**Your goal**
Wherever the word "店舗サイネージ広告市場規模推計" shows up in a line, please copy that line.

Figure contents as structured data:

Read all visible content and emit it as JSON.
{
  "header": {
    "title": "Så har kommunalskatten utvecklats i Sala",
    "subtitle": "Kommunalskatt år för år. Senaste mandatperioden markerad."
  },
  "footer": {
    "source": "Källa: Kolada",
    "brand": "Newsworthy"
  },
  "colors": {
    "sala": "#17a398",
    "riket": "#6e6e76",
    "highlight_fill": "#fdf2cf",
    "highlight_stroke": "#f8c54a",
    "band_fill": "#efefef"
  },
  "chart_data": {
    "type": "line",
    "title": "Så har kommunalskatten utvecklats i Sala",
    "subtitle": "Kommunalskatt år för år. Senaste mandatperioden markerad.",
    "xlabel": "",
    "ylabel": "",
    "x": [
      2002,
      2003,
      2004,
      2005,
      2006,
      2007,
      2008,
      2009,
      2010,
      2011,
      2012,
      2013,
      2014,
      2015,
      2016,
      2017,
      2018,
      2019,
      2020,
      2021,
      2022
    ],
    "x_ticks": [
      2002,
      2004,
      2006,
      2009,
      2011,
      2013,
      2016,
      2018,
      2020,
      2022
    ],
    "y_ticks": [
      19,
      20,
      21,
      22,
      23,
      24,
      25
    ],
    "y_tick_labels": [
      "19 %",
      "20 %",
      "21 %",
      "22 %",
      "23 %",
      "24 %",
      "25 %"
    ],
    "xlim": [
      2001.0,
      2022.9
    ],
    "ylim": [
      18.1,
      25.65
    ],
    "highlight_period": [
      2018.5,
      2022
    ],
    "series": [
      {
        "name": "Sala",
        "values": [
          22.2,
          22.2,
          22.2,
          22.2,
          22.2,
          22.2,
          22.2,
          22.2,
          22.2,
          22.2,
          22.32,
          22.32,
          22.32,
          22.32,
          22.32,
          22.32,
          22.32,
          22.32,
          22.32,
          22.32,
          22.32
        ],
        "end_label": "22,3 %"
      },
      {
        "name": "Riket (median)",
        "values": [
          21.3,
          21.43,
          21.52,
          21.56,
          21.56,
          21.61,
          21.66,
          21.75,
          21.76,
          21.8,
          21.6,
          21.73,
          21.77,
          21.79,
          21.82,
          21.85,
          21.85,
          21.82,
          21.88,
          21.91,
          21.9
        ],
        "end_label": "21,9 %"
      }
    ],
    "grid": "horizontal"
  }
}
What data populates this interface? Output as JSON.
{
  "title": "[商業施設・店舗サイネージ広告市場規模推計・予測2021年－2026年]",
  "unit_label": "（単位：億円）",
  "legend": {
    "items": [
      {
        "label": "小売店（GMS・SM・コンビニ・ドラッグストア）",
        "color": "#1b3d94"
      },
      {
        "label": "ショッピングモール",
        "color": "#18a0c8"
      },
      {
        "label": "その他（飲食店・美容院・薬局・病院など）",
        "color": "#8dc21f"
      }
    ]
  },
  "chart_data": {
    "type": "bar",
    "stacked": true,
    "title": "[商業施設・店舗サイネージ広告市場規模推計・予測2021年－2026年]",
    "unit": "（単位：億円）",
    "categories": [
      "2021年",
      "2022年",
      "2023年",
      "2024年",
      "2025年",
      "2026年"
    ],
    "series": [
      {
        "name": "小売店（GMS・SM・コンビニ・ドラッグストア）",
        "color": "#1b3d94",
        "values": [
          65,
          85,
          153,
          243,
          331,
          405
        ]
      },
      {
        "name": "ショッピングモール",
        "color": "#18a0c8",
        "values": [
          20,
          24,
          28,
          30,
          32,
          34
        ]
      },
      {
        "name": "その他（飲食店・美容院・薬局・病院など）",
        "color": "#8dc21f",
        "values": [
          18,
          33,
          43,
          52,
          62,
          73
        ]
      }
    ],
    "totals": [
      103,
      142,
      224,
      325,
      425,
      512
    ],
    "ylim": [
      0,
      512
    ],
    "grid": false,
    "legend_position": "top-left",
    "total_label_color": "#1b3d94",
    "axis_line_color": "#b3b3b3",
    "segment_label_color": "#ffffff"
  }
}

**Response for this exercise**
  "title": "[商業施設・店舗サイネージ広告市場規模推計・予測2021年－2026年]",
    "title": "[商業施設・店舗サイネージ広告市場規模推計・予測2021年－2026年]",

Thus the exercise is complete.